What is needed: Collect each line of the records containing the string "Sonnt".
—————
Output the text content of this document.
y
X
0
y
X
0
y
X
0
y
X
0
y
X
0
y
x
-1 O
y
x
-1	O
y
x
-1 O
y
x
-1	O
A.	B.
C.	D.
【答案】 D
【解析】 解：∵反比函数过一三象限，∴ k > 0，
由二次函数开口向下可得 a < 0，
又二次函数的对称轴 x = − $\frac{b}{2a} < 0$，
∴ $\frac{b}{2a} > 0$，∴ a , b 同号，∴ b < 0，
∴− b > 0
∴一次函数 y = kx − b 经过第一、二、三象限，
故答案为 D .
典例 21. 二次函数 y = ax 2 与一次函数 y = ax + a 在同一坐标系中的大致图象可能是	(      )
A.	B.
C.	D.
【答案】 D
—————
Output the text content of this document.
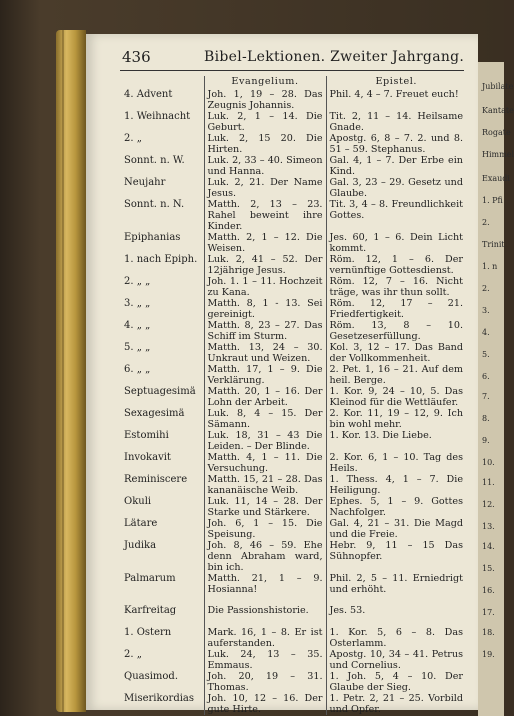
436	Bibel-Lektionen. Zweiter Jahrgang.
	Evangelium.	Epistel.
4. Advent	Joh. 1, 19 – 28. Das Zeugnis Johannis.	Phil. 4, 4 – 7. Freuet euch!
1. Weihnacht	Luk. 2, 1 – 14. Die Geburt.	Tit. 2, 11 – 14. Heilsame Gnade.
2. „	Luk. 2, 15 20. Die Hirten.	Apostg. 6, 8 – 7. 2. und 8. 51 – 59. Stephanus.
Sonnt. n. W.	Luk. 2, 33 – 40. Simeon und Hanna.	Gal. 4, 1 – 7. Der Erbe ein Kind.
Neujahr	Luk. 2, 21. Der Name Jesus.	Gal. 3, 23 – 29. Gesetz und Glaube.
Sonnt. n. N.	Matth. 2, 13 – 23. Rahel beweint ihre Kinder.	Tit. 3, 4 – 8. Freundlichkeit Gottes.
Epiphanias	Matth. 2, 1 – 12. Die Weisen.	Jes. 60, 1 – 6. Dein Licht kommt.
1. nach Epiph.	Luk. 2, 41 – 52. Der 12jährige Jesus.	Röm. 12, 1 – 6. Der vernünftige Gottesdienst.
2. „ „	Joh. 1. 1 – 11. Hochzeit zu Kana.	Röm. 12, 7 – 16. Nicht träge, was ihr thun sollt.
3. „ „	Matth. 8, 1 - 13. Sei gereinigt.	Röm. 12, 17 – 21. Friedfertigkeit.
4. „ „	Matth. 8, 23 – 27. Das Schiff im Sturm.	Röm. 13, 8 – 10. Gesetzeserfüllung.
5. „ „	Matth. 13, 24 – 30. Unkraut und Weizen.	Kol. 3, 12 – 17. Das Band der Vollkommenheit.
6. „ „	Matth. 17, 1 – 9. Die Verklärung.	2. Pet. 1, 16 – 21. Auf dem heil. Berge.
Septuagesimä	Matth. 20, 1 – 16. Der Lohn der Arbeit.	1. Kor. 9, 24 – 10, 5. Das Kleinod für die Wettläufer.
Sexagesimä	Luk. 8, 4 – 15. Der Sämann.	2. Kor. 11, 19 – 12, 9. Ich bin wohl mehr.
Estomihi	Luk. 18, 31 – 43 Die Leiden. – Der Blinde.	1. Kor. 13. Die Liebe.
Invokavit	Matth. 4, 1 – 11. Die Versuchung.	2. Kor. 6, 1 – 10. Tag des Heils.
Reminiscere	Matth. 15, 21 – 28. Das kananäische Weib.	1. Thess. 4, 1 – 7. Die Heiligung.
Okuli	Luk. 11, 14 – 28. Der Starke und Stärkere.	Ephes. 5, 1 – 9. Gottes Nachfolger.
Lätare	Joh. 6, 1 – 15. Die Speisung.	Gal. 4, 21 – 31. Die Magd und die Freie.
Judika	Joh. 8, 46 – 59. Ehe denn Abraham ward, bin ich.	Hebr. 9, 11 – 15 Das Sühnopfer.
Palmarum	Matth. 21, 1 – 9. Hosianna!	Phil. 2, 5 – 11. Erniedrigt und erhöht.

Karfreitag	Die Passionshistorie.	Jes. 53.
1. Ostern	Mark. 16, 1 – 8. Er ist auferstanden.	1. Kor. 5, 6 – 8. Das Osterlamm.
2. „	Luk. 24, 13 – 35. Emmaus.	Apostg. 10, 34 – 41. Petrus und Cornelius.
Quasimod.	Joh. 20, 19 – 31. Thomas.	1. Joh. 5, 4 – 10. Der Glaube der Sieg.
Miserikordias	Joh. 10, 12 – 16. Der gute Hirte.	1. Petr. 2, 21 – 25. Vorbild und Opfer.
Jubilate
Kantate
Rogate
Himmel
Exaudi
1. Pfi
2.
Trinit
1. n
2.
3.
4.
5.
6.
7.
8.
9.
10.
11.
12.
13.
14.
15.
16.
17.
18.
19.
—————
Full output:
Sonnt. n. W.	Luk. 2, 33 – 40. Simeon und Hanna.	Gal. 4, 1 – 7. Der Erbe ein Kind.
Sonnt. n. N.	Matth. 2, 13 – 23. Rahel beweint ihre Kinder.	Tit. 3, 4 – 8. Freundlichkeit Gottes.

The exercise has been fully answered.